* What to work on: Keep only those lines of the records that include the string "color".

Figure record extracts
— START —

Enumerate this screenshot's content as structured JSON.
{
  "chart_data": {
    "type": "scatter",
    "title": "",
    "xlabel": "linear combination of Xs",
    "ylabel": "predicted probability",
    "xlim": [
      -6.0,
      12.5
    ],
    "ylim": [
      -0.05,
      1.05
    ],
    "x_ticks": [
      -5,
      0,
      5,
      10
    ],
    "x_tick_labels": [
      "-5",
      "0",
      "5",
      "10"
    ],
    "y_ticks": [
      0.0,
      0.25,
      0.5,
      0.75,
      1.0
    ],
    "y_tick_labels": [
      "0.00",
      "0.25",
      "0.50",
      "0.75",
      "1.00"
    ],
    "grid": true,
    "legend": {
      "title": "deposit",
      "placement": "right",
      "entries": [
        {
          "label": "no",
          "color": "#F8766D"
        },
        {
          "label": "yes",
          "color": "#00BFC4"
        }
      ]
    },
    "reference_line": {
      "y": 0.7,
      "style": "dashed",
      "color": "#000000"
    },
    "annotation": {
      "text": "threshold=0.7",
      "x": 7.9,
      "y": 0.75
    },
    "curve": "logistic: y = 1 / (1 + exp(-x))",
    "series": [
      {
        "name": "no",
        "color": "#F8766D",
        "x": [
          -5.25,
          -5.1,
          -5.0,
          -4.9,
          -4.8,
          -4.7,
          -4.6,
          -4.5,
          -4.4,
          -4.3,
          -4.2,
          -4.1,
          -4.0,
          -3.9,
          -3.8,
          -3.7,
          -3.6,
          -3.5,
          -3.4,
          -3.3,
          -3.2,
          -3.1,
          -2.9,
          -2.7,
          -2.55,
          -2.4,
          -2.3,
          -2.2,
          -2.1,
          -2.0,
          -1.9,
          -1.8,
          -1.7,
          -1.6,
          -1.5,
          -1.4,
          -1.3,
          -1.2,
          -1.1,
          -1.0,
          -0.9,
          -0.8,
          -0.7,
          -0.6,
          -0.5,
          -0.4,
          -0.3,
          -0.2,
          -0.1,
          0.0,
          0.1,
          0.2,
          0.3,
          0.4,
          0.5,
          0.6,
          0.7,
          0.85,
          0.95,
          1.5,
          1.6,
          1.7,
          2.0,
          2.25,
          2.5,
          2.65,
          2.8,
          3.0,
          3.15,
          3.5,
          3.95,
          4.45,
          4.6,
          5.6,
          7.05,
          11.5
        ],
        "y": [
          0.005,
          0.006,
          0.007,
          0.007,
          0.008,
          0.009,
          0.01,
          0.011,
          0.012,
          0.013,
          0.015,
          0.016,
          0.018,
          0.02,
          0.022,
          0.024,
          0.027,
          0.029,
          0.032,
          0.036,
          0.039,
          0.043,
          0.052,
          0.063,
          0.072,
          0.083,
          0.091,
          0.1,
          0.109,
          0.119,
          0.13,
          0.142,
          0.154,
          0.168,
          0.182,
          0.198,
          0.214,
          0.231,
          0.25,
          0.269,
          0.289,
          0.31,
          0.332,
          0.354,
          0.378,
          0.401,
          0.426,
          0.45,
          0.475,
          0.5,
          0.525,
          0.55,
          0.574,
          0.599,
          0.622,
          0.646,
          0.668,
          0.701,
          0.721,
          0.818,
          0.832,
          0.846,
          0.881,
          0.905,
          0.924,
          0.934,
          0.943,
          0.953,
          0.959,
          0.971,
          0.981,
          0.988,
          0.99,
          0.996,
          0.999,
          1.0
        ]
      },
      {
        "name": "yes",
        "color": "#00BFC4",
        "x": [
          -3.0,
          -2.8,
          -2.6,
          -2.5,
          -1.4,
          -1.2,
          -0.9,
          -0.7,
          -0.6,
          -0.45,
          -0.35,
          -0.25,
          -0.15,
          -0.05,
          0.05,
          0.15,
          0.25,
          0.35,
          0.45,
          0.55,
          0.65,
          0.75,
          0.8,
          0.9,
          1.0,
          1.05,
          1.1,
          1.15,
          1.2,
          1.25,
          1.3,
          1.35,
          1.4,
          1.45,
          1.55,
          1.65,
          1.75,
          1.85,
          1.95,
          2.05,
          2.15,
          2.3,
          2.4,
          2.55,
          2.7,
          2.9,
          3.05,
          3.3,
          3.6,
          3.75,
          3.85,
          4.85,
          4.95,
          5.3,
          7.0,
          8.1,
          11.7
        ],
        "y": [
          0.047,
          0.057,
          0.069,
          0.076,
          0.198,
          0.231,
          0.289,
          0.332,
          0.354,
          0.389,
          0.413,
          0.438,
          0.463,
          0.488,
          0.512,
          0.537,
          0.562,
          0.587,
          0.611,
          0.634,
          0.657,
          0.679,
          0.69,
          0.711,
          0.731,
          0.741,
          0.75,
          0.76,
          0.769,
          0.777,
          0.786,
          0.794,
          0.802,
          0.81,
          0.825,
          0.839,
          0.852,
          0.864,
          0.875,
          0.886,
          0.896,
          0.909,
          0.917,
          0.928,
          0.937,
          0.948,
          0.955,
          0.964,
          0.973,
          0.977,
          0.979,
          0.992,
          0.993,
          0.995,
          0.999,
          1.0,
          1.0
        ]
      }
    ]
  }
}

— END —

* Response to the exercise:
          "color": "#F8766D"
          "color": "#00BFC4"
      "color": "#000000"
        "color": "#F8766D",
        "color": "#00BFC4",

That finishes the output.